[Records for the exercise]
+++++
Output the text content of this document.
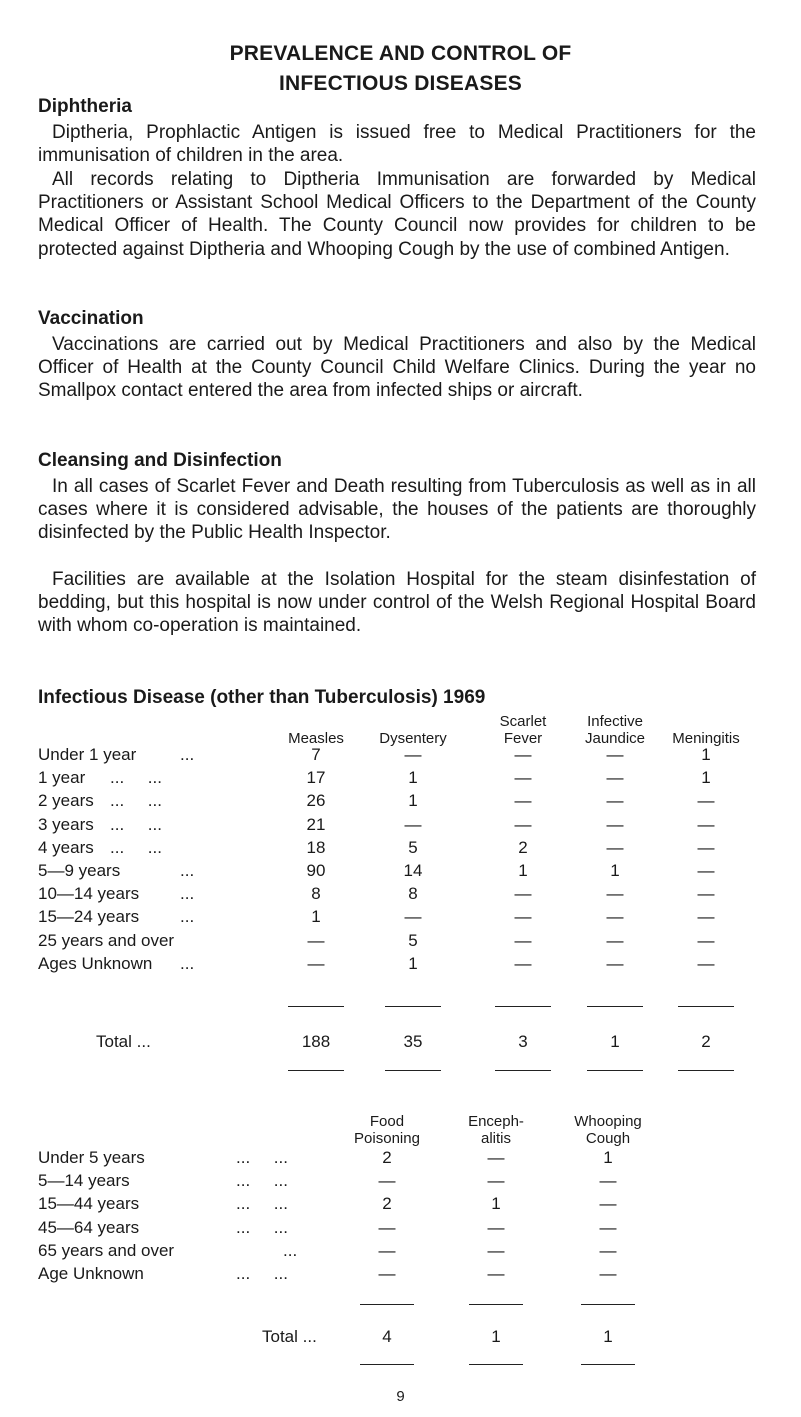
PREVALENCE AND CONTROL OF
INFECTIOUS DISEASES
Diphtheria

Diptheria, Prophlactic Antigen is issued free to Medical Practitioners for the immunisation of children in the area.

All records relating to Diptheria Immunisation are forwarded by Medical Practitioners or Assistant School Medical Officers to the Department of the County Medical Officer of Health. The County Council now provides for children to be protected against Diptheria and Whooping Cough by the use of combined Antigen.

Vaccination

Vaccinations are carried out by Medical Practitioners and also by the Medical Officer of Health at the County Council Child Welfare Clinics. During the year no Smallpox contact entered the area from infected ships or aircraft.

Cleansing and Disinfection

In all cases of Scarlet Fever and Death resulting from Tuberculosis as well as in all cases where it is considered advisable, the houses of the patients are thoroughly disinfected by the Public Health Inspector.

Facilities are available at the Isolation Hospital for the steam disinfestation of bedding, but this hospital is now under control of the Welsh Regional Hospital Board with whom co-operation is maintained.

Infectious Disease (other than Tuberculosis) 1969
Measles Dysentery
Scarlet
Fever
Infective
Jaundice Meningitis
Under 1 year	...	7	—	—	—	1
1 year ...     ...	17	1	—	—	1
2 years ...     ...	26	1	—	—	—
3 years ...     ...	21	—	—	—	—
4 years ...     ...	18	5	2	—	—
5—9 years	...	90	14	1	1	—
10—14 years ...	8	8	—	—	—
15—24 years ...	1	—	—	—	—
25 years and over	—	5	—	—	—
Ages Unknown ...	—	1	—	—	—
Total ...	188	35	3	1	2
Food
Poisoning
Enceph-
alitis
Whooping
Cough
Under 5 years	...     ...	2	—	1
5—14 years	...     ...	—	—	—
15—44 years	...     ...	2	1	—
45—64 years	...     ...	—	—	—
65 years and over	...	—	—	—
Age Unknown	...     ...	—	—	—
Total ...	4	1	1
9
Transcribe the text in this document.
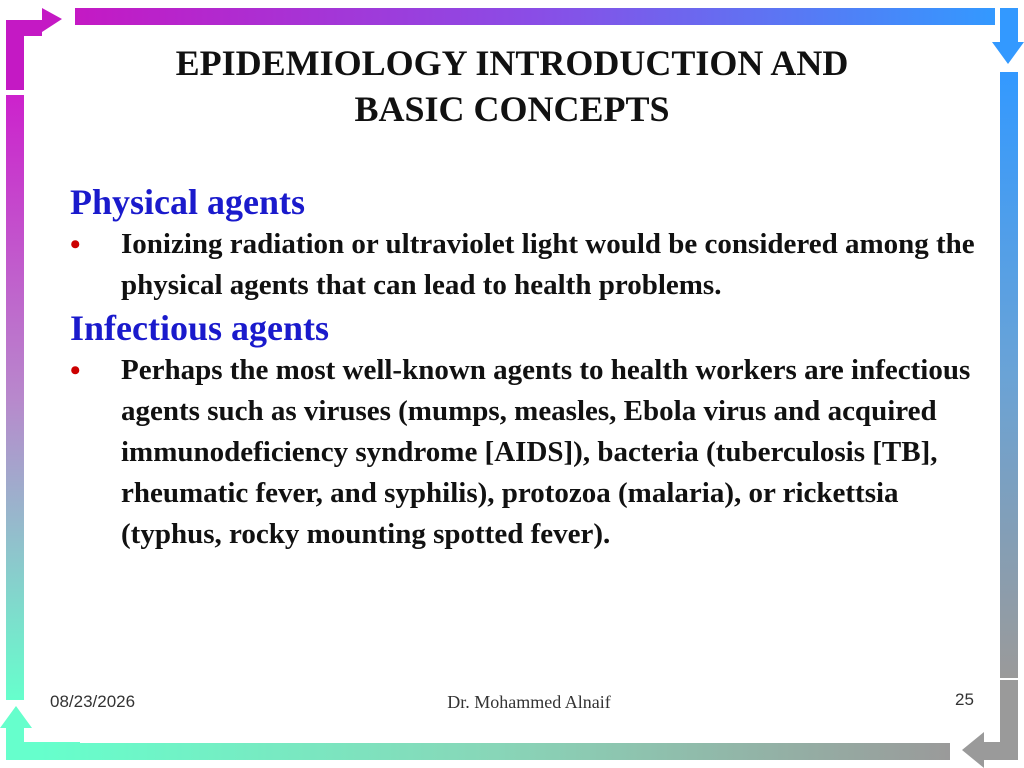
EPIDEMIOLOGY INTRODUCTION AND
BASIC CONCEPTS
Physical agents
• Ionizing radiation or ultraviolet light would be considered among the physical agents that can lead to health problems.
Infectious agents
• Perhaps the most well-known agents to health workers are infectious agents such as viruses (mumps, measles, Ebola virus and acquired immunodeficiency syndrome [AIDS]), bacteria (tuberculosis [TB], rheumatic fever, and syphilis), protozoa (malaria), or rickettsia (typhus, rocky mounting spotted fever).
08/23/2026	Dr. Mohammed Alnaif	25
+++++
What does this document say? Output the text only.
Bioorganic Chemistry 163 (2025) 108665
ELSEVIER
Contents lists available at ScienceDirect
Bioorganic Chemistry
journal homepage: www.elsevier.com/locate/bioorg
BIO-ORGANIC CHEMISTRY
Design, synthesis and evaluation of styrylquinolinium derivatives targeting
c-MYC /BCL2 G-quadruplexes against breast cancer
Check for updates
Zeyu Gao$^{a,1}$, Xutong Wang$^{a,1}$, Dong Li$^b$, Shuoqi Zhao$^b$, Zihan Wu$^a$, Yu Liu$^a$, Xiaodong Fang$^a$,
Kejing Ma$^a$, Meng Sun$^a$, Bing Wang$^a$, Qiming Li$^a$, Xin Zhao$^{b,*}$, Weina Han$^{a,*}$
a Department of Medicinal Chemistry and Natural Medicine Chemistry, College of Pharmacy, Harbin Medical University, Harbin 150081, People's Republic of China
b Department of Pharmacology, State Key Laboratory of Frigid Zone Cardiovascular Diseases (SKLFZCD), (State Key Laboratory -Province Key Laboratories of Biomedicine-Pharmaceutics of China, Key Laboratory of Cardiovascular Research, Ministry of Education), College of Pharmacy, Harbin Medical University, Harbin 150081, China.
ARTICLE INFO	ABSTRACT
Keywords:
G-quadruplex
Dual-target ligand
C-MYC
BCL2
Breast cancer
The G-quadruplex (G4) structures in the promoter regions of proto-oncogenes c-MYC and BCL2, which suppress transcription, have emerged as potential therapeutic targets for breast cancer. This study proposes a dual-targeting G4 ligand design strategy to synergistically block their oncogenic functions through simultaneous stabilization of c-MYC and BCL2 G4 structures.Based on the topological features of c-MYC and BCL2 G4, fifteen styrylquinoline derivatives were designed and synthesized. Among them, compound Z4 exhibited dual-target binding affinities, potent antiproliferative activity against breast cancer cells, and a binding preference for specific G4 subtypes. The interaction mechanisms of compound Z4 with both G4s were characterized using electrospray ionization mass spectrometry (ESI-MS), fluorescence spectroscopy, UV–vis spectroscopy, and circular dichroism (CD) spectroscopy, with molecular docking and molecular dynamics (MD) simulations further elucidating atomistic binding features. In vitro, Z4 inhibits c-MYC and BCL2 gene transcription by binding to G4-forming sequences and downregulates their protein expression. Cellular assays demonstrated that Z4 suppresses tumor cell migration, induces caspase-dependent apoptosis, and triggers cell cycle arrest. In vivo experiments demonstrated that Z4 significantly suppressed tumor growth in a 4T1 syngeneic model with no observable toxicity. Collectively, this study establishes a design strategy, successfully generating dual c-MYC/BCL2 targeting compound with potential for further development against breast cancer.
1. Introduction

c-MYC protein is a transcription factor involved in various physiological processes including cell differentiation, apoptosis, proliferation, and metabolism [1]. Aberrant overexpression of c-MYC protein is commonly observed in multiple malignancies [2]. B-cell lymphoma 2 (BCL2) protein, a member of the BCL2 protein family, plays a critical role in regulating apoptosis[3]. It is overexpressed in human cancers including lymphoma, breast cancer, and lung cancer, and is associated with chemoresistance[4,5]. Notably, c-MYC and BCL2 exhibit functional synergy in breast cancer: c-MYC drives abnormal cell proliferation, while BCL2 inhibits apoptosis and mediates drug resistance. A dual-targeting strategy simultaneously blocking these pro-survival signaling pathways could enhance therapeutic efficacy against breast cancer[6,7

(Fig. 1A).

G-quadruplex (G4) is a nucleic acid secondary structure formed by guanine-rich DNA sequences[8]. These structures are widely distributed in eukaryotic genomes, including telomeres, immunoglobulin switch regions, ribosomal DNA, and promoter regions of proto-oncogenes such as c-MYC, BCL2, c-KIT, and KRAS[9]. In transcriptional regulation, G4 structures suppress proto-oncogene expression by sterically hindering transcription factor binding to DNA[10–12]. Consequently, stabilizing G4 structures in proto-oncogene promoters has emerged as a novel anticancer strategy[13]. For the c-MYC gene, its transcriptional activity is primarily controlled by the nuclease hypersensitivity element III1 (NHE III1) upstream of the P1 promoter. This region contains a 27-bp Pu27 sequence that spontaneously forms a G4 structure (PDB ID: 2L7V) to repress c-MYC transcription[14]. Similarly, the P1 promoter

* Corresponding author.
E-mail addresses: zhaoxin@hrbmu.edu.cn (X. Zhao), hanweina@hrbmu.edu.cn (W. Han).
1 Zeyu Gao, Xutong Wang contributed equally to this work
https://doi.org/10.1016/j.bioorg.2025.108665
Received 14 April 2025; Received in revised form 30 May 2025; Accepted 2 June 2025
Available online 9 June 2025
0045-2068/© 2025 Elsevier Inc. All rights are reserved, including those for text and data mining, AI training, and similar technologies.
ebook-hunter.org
+++++
[Exercise description] Each line of the data that includes "Bioorganic" should be copied.

[Task answer]
Bioorganic Chemistry 163 (2025) 108665
Bioorganic Chemistry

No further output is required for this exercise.